* _Supplied text_

Next week, when Cuba drops travel restrictions on most of its citizens, Ana Liliam Garcia, a 16-year-old, plans on chasing a dream: “I would like to see Disneyland in the United States,” she told the Associated Press. “I’ll be able to travel!”
You can argue whether this represents a triumph of American culture. But, these reforms really matter, and they ought to take the discussion about U.S. policy and Cuba to a different level.
Cuba’s government imposed travel restrictions on its citizens in the early 1960s as the country experienced a “brain drain” following the Revolution. For decades, Cubans detested the limitations symbolized by the tarjeta blanca or white card, the exit permit they had to obtain through a costly and convoluted bureaucratic process. This restriction on the right of Cubans to leave and return to their country has been a deep source of concern to the global human rights community and a predicate for U.S. criticism of Cuba’s system.
Last fall, President Raúl Castro’s government announced an overhaul of its migration laws which will take effect on Monday. Beginning January 14th, Cubans will need only a visa and a valid passport to leave their country; the white card will vanish, fees will be reduced, and official permission to come and go will no longer be required for most Cubans.
Some obstacles – for military officers, top scientists, and highly prized athletes – will remain in place. Dissidents are not likely to be free to come and go. Of course, Cuba’s decision not to change everything is already an excuse among hardliners in the U.S. for saying that Cuba hasn’t changed anything.
But, as Reuters reports, the verdict among the people whose interests are most directly affected is clearly being rendered. Hundreds of Cubans are waiting in long lines to apply for passports in advance of the reforms becoming effective. As one Cuban told NPR, “These measures that the government is taking are a good step. Our rights have been oppressed for too long, but Cuba is changing.”
We hope President Obama is paying attention. He has undertaken incremental but worthwhile reforms in U.S. policy, while simultaneously denying that anything meaningful has been taking place in Cuba during his presidency. After Cuba released scores of political prisoners following talks with the Catholic Church; after the Castro government implemented the most significant changes in its economic model in six decades; after Colombia turned to Cuba to help it broker peace talks with the FARC, U.S. policy remains in an official state of denial that its goals are being met.
Cuba did not initiate these sweeping travel reforms to elicit a positive reaction from the U.S. It long ago wearied from the repetitive process of doing things it wanted to do – that the U.S. also wanted done – only to find that U.S. policy had adopted new demands. It will be hard for them to imagine that this time will be any different.
But, is it really possible that President Obama will feel comfortable ignoring another tangible change in the Cuban reality and insist, as he has said about Cuba so often, “If we see positive movement then we will respond in a positive way.” Especially now that Cubans will have more freedom to see the world than American citizens have to visit Cuba?

* _Dataset extract_
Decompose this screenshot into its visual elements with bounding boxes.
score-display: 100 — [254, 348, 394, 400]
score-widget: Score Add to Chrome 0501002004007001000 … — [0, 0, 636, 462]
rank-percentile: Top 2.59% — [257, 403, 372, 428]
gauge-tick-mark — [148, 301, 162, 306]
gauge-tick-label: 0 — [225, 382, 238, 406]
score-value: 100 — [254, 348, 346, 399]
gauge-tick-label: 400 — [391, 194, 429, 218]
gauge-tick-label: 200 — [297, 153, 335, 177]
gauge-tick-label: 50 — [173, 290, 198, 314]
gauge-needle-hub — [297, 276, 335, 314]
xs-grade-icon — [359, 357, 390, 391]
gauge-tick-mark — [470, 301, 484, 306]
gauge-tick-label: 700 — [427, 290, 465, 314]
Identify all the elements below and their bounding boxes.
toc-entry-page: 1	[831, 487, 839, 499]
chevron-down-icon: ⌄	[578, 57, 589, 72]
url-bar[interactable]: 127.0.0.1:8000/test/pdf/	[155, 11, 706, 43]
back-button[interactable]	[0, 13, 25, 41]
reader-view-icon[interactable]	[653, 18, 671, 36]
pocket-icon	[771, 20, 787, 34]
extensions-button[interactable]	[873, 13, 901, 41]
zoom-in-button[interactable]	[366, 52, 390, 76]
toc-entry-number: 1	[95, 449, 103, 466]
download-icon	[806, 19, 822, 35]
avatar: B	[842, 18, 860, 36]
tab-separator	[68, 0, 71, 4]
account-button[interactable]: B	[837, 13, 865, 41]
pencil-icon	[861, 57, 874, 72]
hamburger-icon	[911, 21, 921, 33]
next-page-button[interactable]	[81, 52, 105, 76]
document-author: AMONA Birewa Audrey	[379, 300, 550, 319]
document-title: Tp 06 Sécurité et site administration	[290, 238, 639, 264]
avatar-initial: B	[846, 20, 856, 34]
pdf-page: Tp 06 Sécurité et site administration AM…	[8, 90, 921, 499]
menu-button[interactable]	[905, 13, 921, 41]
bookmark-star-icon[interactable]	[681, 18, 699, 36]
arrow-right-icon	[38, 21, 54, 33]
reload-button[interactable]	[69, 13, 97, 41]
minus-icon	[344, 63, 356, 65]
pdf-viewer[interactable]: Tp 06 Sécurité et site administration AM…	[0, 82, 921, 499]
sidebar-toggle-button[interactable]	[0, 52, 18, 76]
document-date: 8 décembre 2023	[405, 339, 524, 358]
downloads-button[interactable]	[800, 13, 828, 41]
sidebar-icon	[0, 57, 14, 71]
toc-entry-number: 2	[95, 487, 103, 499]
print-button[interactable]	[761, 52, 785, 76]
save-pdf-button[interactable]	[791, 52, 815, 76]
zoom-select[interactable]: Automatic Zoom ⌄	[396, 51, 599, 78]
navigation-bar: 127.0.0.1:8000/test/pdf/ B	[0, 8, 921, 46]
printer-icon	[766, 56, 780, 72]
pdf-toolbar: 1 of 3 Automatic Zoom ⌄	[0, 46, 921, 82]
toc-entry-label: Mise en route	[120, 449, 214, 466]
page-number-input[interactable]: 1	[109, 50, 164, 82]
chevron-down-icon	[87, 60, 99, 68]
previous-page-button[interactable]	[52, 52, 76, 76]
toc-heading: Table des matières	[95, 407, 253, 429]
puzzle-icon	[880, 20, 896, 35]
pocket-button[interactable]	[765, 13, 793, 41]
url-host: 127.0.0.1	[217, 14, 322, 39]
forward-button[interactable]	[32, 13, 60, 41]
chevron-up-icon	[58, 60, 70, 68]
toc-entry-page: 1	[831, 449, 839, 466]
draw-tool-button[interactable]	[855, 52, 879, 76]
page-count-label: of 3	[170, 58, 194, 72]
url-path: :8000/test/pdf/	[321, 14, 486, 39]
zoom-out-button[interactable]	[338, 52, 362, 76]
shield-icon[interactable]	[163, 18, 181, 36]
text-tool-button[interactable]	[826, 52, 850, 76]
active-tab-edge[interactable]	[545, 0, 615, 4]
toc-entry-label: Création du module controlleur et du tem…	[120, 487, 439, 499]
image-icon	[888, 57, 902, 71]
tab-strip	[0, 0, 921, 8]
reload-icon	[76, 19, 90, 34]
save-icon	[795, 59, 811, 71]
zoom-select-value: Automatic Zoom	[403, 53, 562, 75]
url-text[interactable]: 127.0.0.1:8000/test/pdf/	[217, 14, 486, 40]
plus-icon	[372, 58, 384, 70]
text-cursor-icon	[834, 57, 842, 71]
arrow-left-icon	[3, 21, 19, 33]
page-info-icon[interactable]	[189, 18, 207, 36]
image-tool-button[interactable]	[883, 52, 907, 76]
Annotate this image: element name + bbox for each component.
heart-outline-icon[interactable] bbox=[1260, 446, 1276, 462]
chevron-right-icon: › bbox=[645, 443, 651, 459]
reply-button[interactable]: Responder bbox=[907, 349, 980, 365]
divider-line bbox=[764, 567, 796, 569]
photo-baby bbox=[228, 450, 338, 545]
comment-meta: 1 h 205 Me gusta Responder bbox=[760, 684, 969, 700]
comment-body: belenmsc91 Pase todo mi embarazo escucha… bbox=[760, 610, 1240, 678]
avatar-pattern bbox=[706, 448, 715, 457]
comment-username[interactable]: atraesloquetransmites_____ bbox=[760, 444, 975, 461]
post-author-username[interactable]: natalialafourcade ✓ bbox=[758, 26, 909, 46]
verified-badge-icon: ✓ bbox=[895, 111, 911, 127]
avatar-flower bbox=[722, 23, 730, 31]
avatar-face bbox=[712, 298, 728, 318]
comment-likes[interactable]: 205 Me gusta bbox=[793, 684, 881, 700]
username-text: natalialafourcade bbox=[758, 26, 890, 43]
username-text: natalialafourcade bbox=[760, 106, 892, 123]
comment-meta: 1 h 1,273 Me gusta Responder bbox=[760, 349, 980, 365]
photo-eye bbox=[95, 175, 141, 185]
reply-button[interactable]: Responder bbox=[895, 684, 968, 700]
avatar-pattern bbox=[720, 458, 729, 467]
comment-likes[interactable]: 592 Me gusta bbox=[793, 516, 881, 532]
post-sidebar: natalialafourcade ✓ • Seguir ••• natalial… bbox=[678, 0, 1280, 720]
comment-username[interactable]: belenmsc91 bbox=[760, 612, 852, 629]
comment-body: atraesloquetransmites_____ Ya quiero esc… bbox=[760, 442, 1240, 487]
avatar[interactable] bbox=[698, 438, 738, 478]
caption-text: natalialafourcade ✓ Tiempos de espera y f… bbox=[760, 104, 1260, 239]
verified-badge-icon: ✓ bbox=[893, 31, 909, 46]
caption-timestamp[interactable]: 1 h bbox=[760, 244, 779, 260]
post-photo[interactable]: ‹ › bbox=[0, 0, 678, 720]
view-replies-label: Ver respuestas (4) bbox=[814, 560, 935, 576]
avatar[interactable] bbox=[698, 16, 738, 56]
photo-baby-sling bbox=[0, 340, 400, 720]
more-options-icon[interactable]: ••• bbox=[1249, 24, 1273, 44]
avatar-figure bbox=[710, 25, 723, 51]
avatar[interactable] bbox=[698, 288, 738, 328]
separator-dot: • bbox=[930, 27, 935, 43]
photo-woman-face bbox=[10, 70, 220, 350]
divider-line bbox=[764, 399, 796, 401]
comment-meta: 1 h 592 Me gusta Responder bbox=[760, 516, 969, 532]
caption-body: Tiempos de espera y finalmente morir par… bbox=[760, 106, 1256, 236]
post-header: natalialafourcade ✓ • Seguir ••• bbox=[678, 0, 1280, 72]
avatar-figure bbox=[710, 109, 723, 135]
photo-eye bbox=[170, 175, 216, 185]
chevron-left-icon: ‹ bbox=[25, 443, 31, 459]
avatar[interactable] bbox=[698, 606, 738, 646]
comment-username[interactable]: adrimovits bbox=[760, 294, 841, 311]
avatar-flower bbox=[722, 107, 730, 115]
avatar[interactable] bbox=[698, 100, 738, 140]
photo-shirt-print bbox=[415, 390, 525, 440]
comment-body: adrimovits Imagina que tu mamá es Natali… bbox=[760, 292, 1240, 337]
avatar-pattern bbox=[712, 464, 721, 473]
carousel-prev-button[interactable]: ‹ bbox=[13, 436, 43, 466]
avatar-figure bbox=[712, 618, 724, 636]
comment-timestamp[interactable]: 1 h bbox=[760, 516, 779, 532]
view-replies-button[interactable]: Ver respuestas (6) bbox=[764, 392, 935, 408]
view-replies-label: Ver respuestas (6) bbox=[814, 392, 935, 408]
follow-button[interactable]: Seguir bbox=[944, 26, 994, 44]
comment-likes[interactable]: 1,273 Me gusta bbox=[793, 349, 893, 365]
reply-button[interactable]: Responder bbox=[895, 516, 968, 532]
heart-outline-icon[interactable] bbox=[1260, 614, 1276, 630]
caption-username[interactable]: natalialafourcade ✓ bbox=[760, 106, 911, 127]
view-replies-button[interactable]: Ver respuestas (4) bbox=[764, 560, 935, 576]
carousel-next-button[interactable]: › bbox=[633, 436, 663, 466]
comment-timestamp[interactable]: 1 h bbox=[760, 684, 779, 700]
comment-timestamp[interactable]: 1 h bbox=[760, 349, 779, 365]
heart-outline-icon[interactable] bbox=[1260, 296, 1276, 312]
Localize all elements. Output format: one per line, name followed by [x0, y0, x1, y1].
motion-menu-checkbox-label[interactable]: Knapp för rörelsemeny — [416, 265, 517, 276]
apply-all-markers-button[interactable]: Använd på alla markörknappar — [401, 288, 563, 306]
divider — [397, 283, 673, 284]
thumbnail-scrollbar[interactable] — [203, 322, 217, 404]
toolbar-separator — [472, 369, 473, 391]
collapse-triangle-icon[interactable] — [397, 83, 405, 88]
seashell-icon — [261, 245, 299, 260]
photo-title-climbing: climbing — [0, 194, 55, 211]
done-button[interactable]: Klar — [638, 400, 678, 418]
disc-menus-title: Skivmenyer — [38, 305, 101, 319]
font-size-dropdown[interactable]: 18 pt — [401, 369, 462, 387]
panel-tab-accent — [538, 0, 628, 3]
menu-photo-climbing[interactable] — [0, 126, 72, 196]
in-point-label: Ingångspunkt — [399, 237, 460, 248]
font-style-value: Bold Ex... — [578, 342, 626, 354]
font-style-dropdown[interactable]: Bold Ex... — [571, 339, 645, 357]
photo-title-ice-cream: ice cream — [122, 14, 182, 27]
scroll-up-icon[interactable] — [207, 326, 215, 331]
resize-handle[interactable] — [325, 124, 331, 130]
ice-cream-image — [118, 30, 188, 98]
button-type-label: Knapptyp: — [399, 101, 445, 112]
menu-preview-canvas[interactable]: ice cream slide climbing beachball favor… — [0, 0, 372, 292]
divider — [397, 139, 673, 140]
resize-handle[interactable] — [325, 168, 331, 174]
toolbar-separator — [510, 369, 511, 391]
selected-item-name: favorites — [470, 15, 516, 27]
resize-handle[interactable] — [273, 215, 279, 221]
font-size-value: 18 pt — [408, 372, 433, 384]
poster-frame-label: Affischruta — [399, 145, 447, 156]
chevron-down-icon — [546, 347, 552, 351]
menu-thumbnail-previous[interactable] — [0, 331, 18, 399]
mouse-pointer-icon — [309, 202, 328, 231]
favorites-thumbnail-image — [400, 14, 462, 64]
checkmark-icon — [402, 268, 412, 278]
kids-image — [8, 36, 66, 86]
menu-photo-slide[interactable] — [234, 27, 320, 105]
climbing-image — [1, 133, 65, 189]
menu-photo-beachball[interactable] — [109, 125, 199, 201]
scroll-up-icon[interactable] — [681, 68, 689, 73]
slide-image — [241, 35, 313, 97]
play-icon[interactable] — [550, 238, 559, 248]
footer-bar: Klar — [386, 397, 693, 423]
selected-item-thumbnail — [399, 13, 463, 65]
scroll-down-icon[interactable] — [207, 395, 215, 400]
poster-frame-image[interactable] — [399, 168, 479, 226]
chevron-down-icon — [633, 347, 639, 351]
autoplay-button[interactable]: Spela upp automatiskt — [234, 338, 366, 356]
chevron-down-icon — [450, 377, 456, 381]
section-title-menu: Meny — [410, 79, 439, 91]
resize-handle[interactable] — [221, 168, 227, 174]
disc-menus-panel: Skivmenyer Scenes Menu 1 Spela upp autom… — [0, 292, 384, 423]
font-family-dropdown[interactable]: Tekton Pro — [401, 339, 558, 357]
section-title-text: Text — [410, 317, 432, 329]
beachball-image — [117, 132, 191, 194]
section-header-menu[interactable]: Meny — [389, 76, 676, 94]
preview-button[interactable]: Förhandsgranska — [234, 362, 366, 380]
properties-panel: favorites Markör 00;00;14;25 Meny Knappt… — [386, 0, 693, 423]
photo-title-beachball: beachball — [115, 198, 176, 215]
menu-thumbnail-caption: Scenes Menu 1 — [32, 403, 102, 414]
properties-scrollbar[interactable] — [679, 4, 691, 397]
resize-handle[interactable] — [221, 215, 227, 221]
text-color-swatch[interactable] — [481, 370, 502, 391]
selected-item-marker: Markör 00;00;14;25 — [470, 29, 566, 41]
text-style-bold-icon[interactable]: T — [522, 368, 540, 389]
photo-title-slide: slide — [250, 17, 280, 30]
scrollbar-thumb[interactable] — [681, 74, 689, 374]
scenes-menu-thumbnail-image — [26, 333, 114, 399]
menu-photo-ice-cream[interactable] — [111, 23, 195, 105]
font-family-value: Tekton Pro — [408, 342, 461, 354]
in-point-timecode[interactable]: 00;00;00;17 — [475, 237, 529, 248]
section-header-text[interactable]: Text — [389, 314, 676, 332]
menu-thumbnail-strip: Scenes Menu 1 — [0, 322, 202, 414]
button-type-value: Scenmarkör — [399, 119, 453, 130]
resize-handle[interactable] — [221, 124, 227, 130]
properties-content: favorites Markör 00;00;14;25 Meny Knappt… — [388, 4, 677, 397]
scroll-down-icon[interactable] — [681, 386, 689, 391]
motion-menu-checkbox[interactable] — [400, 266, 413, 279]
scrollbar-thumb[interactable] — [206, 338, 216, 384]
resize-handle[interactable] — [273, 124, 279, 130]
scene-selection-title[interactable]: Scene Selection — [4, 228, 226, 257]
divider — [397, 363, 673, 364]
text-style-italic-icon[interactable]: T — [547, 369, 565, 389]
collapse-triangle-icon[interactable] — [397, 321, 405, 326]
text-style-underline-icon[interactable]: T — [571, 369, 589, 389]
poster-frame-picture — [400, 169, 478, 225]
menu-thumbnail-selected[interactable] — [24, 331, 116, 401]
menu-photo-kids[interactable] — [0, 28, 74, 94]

* _Exercise description_
Answer these questions using the article on Cuba's travel reforms, giving each answer on its own line marked like its question.
(a) What does Ana Liliam Garcia hope to see?
(b) On what date does the overhaul of Cuba's migration laws take effect?
(c) Which country turned to Cuba to help it broker peace talks with the FARC?
The listing has no connection to the article on Cuba's travel reforms.

* _Response area_
(a) Disneyland in the United States
(b) January 14th
(c) Colombia